**GIVEN INSTRUCTION**
Go through the data below. List every line that holds the word "color".

※ ※ ※

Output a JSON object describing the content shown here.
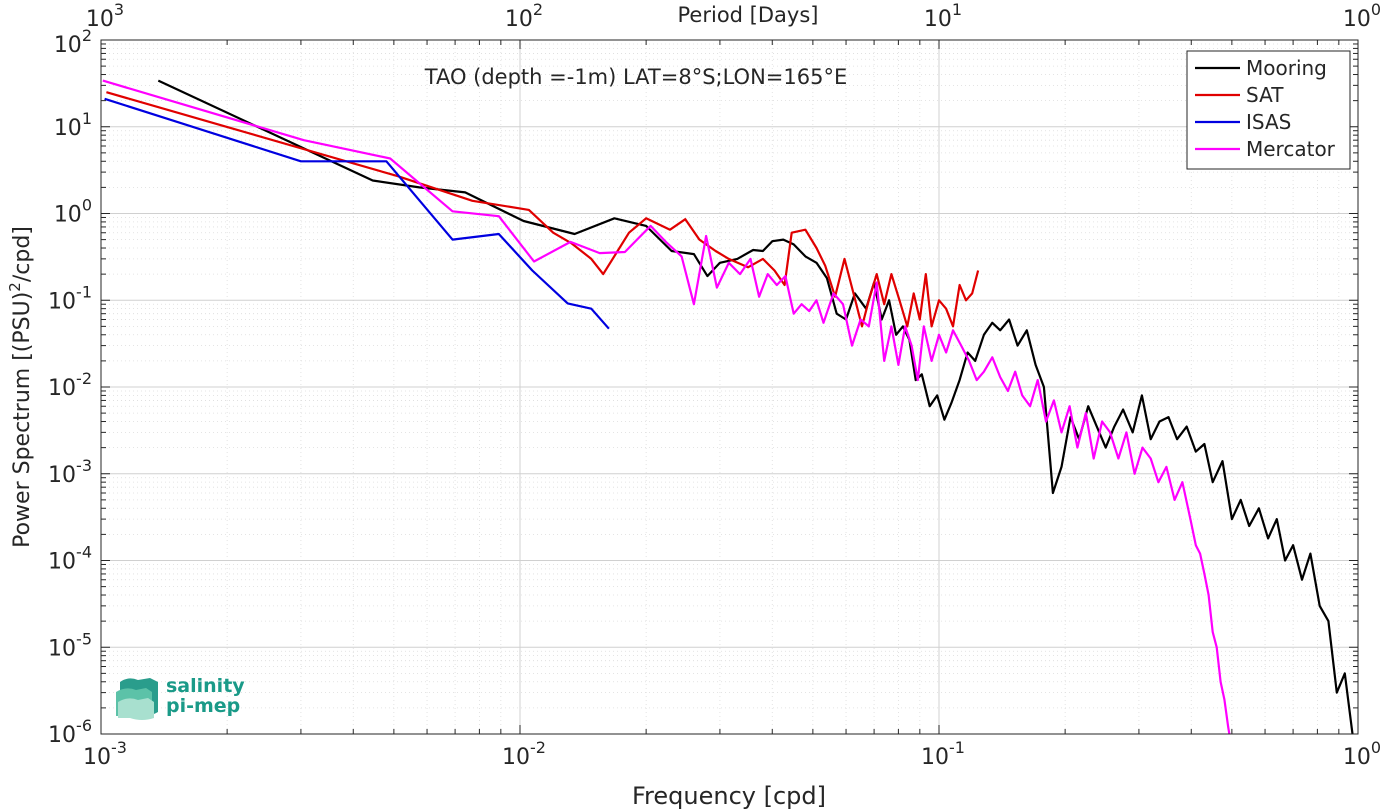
{
  "chart_data": {
    "type": "line",
    "title": "TAO (depth =-1m) LAT=8°S;LON=165°E",
    "xlabel": "Frequency [cpd]",
    "ylabel_main": "Power Spectrum [(PSU)",
    "ylabel_sup": "2",
    "ylabel_tail": "/cpd]",
    "top_axis_label": "Period [Days]",
    "x_scale": "log",
    "y_scale": "log",
    "xlim": [
      0.001,
      1
    ],
    "ylim": [
      1e-06,
      100
    ],
    "grid": true,
    "legend_position": "top-right",
    "x_ticks": [
      {
        "value": 0.001,
        "base": "10",
        "exp": "-3"
      },
      {
        "value": 0.01,
        "base": "10",
        "exp": "-2"
      },
      {
        "value": 0.1,
        "base": "10",
        "exp": "-1"
      },
      {
        "value": 1,
        "base": "10",
        "exp": "0"
      }
    ],
    "top_ticks": [
      {
        "value": 0.001,
        "base": "10",
        "exp": "3"
      },
      {
        "value": 0.01,
        "base": "10",
        "exp": "2"
      },
      {
        "value": 0.1,
        "base": "10",
        "exp": "1"
      },
      {
        "value": 1,
        "base": "10",
        "exp": "0"
      }
    ],
    "y_ticks": [
      {
        "value": 100,
        "base": "10",
        "exp": "2"
      },
      {
        "value": 10,
        "base": "10",
        "exp": "1"
      },
      {
        "value": 1,
        "base": "10",
        "exp": "0"
      },
      {
        "value": 0.1,
        "base": "10",
        "exp": "-1"
      },
      {
        "value": 0.01,
        "base": "10",
        "exp": "-2"
      },
      {
        "value": 0.001,
        "base": "10",
        "exp": "-3"
      },
      {
        "value": 0.0001,
        "base": "10",
        "exp": "-4"
      },
      {
        "value": 1e-05,
        "base": "10",
        "exp": "-5"
      },
      {
        "value": 1e-06,
        "base": "10",
        "exp": "-6"
      }
    ],
    "series": [
      {
        "name": "Mooring",
        "color": "#000000",
        "points": [
          [
            0.00137,
            34
          ],
          [
            0.00445,
            2.4
          ],
          [
            0.00575,
            2.0
          ],
          [
            0.0074,
            1.75
          ],
          [
            0.0102,
            0.82
          ],
          [
            0.0135,
            0.58
          ],
          [
            0.0168,
            0.88
          ],
          [
            0.02,
            0.72
          ],
          [
            0.023,
            0.37
          ],
          [
            0.026,
            0.34
          ],
          [
            0.028,
            0.19
          ],
          [
            0.03,
            0.27
          ],
          [
            0.033,
            0.3
          ],
          [
            0.036,
            0.38
          ],
          [
            0.038,
            0.37
          ],
          [
            0.04,
            0.48
          ],
          [
            0.0425,
            0.5
          ],
          [
            0.045,
            0.44
          ],
          [
            0.048,
            0.32
          ],
          [
            0.051,
            0.27
          ],
          [
            0.054,
            0.18
          ],
          [
            0.057,
            0.07
          ],
          [
            0.06,
            0.06
          ],
          [
            0.063,
            0.12
          ],
          [
            0.067,
            0.08
          ],
          [
            0.07,
            0.16
          ],
          [
            0.073,
            0.06
          ],
          [
            0.076,
            0.1
          ],
          [
            0.079,
            0.04
          ],
          [
            0.082,
            0.05
          ],
          [
            0.085,
            0.035
          ],
          [
            0.088,
            0.012
          ],
          [
            0.091,
            0.014
          ],
          [
            0.095,
            0.006
          ],
          [
            0.099,
            0.008
          ],
          [
            0.103,
            0.0042
          ],
          [
            0.107,
            0.0065
          ],
          [
            0.112,
            0.012
          ],
          [
            0.117,
            0.025
          ],
          [
            0.122,
            0.02
          ],
          [
            0.128,
            0.04
          ],
          [
            0.134,
            0.055
          ],
          [
            0.14,
            0.045
          ],
          [
            0.147,
            0.06
          ],
          [
            0.154,
            0.03
          ],
          [
            0.162,
            0.045
          ],
          [
            0.17,
            0.018
          ],
          [
            0.178,
            0.01
          ],
          [
            0.187,
            0.0006
          ],
          [
            0.196,
            0.0012
          ],
          [
            0.206,
            0.0045
          ],
          [
            0.216,
            0.0025
          ],
          [
            0.227,
            0.006
          ],
          [
            0.238,
            0.0035
          ],
          [
            0.25,
            0.002
          ],
          [
            0.262,
            0.0035
          ],
          [
            0.275,
            0.0055
          ],
          [
            0.29,
            0.003
          ],
          [
            0.305,
            0.008
          ],
          [
            0.32,
            0.0025
          ],
          [
            0.336,
            0.004
          ],
          [
            0.353,
            0.0045
          ],
          [
            0.37,
            0.0025
          ],
          [
            0.39,
            0.0035
          ],
          [
            0.41,
            0.0018
          ],
          [
            0.43,
            0.0022
          ],
          [
            0.45,
            0.0008
          ],
          [
            0.475,
            0.0014
          ],
          [
            0.5,
            0.0003
          ],
          [
            0.525,
            0.0005
          ],
          [
            0.55,
            0.00025
          ],
          [
            0.58,
            0.0004
          ],
          [
            0.61,
            0.00018
          ],
          [
            0.64,
            0.0003
          ],
          [
            0.67,
            0.0001
          ],
          [
            0.7,
            0.00015
          ],
          [
            0.735,
            6e-05
          ],
          [
            0.77,
            0.00012
          ],
          [
            0.81,
            3e-05
          ],
          [
            0.85,
            2e-05
          ],
          [
            0.89,
            3e-06
          ],
          [
            0.93,
            5e-06
          ],
          [
            0.97,
            1e-06
          ],
          [
            0.99,
            9e-07
          ]
        ]
      },
      {
        "name": "SAT",
        "color": "#e00000",
        "points": [
          [
            0.00103,
            25
          ],
          [
            0.0051,
            2.7
          ],
          [
            0.0077,
            1.4
          ],
          [
            0.0105,
            1.1
          ],
          [
            0.012,
            0.6
          ],
          [
            0.0133,
            0.45
          ],
          [
            0.0148,
            0.3
          ],
          [
            0.0158,
            0.2
          ],
          [
            0.0182,
            0.6
          ],
          [
            0.02,
            0.88
          ],
          [
            0.0228,
            0.65
          ],
          [
            0.0248,
            0.86
          ],
          [
            0.0268,
            0.5
          ],
          [
            0.0293,
            0.37
          ],
          [
            0.0315,
            0.3
          ],
          [
            0.035,
            0.24
          ],
          [
            0.038,
            0.3
          ],
          [
            0.0405,
            0.22
          ],
          [
            0.0428,
            0.15
          ],
          [
            0.0445,
            0.6
          ],
          [
            0.048,
            0.65
          ],
          [
            0.051,
            0.4
          ],
          [
            0.0535,
            0.25
          ],
          [
            0.0565,
            0.11
          ],
          [
            0.0595,
            0.3
          ],
          [
            0.0625,
            0.12
          ],
          [
            0.0655,
            0.05
          ],
          [
            0.068,
            0.1
          ],
          [
            0.071,
            0.2
          ],
          [
            0.074,
            0.09
          ],
          [
            0.077,
            0.2
          ],
          [
            0.0805,
            0.1
          ],
          [
            0.084,
            0.05
          ],
          [
            0.087,
            0.12
          ],
          [
            0.09,
            0.06
          ],
          [
            0.093,
            0.2
          ],
          [
            0.096,
            0.05
          ],
          [
            0.1,
            0.1
          ],
          [
            0.104,
            0.08
          ],
          [
            0.108,
            0.05
          ],
          [
            0.112,
            0.15
          ],
          [
            0.116,
            0.1
          ],
          [
            0.12,
            0.12
          ],
          [
            0.124,
            0.22
          ]
        ]
      },
      {
        "name": "ISAS",
        "color": "#0000e0",
        "points": [
          [
            0.00102,
            21
          ],
          [
            0.003,
            4
          ],
          [
            0.0048,
            4
          ],
          [
            0.0069,
            0.5
          ],
          [
            0.0089,
            0.58
          ],
          [
            0.0107,
            0.22
          ],
          [
            0.013,
            0.092
          ],
          [
            0.0148,
            0.08
          ],
          [
            0.0163,
            0.047
          ]
        ]
      },
      {
        "name": "Mercator",
        "color": "#ff00ff",
        "points": [
          [
            0.00101,
            34
          ],
          [
            0.00305,
            7
          ],
          [
            0.0049,
            4.3
          ],
          [
            0.0069,
            1.06
          ],
          [
            0.0089,
            0.93
          ],
          [
            0.0108,
            0.28
          ],
          [
            0.0132,
            0.47
          ],
          [
            0.0155,
            0.35
          ],
          [
            0.0178,
            0.36
          ],
          [
            0.0205,
            0.72
          ],
          [
            0.0223,
            0.47
          ],
          [
            0.0243,
            0.32
          ],
          [
            0.026,
            0.09
          ],
          [
            0.0278,
            0.55
          ],
          [
            0.0295,
            0.14
          ],
          [
            0.0315,
            0.27
          ],
          [
            0.0335,
            0.2
          ],
          [
            0.0355,
            0.3
          ],
          [
            0.0372,
            0.11
          ],
          [
            0.039,
            0.2
          ],
          [
            0.041,
            0.15
          ],
          [
            0.043,
            0.19
          ],
          [
            0.045,
            0.07
          ],
          [
            0.047,
            0.09
          ],
          [
            0.049,
            0.075
          ],
          [
            0.051,
            0.1
          ],
          [
            0.053,
            0.055
          ],
          [
            0.056,
            0.12
          ],
          [
            0.059,
            0.09
          ],
          [
            0.062,
            0.03
          ],
          [
            0.065,
            0.06
          ],
          [
            0.068,
            0.05
          ],
          [
            0.071,
            0.16
          ],
          [
            0.074,
            0.02
          ],
          [
            0.077,
            0.05
          ],
          [
            0.08,
            0.018
          ],
          [
            0.083,
            0.05
          ],
          [
            0.086,
            0.03
          ],
          [
            0.089,
            0.012
          ],
          [
            0.092,
            0.05
          ],
          [
            0.096,
            0.02
          ],
          [
            0.1,
            0.04
          ],
          [
            0.104,
            0.025
          ],
          [
            0.108,
            0.045
          ],
          [
            0.113,
            0.03
          ],
          [
            0.118,
            0.02
          ],
          [
            0.123,
            0.012
          ],
          [
            0.128,
            0.015
          ],
          [
            0.134,
            0.022
          ],
          [
            0.14,
            0.013
          ],
          [
            0.146,
            0.009
          ],
          [
            0.152,
            0.015
          ],
          [
            0.158,
            0.008
          ],
          [
            0.165,
            0.006
          ],
          [
            0.172,
            0.012
          ],
          [
            0.18,
            0.004
          ],
          [
            0.188,
            0.007
          ],
          [
            0.196,
            0.003
          ],
          [
            0.205,
            0.006
          ],
          [
            0.214,
            0.002
          ],
          [
            0.224,
            0.005
          ],
          [
            0.234,
            0.0015
          ],
          [
            0.245,
            0.004
          ],
          [
            0.256,
            0.003
          ],
          [
            0.268,
            0.0015
          ],
          [
            0.28,
            0.003
          ],
          [
            0.293,
            0.001
          ],
          [
            0.306,
            0.002
          ],
          [
            0.32,
            0.0015
          ],
          [
            0.334,
            0.0008
          ],
          [
            0.349,
            0.0012
          ],
          [
            0.365,
            0.0005
          ],
          [
            0.381,
            0.0008
          ],
          [
            0.398,
            0.0003
          ],
          [
            0.41,
            0.00015
          ],
          [
            0.42,
            0.00012
          ],
          [
            0.43,
            7e-05
          ],
          [
            0.44,
            4e-05
          ],
          [
            0.45,
            1.5e-05
          ],
          [
            0.46,
            1e-05
          ],
          [
            0.47,
            4e-06
          ],
          [
            0.48,
            2.5e-06
          ],
          [
            0.49,
            1.2e-06
          ],
          [
            0.495,
            9e-07
          ]
        ]
      }
    ]
  },
  "logo": {
    "line1": "salinity",
    "line2": "pi-mep",
    "color": "#1a9a88"
  }
}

※ ※ ※

**CORRECT RESPONSE**
        "color": "#000000",
        "color": "#e00000",
        "color": "#0000e0",
        "color": "#ff00ff",
    "color": "#1a9a88"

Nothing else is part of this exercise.